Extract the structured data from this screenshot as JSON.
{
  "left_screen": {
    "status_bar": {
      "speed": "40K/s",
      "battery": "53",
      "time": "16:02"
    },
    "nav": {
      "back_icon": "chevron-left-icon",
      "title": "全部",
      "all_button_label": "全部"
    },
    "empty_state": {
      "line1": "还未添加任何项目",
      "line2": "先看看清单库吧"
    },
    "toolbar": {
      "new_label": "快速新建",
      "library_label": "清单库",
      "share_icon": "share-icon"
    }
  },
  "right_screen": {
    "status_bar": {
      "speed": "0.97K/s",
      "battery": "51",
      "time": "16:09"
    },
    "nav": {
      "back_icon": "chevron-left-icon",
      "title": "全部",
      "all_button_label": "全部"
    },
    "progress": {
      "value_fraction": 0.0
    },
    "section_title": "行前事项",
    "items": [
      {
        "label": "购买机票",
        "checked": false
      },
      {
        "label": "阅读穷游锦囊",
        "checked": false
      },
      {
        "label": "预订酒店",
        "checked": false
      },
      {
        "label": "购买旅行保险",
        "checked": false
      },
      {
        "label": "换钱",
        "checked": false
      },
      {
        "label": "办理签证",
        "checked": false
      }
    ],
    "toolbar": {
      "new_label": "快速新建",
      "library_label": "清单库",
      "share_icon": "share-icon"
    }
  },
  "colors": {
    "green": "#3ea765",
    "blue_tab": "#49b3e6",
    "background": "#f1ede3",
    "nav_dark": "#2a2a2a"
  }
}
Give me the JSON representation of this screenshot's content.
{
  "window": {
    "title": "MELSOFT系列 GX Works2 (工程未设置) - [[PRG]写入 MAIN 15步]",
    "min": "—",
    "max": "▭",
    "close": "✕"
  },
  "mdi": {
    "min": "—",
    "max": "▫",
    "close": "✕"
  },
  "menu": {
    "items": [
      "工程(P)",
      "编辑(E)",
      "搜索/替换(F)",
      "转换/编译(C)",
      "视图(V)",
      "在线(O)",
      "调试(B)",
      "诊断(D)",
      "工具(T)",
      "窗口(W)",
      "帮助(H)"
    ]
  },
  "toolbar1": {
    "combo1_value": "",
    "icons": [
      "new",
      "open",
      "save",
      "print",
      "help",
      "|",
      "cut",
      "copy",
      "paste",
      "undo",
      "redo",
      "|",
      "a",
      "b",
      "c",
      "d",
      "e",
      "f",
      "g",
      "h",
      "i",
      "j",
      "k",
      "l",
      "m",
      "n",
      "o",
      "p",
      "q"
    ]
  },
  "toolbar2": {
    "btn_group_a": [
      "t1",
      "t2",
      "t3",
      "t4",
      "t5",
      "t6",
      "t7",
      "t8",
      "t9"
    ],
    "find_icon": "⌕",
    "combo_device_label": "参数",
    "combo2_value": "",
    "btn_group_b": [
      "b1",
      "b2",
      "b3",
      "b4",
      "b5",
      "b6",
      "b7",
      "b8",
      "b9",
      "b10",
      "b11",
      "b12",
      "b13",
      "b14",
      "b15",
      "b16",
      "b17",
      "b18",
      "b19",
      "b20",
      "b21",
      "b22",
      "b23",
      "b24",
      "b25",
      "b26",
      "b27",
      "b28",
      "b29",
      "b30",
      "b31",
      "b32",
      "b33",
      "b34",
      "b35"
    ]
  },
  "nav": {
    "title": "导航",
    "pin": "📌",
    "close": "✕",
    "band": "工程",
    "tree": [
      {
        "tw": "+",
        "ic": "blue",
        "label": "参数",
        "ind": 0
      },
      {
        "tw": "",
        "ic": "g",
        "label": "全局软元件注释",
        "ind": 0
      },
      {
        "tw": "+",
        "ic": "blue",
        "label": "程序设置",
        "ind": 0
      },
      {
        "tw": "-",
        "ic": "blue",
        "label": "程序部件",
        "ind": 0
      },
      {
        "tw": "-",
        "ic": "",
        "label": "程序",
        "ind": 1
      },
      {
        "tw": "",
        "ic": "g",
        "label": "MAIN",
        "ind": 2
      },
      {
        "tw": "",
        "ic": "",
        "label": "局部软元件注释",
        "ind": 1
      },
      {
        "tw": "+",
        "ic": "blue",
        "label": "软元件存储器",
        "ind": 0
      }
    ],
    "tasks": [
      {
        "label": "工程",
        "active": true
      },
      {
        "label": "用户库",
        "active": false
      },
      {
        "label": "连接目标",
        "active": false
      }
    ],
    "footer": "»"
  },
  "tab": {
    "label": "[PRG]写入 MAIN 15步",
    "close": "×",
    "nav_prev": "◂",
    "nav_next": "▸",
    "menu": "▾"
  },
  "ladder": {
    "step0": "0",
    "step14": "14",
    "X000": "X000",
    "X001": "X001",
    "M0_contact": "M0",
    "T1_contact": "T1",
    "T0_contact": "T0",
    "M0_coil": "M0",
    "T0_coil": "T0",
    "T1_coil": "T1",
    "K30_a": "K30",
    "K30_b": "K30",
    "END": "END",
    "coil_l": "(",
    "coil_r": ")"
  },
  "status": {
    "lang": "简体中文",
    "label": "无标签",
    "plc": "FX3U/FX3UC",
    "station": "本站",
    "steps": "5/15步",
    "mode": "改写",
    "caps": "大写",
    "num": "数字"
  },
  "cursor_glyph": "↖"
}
::::
Report the number of lines of the listing above that hold the string "screenshot", with no other text.

### OUTPUT BELOW
2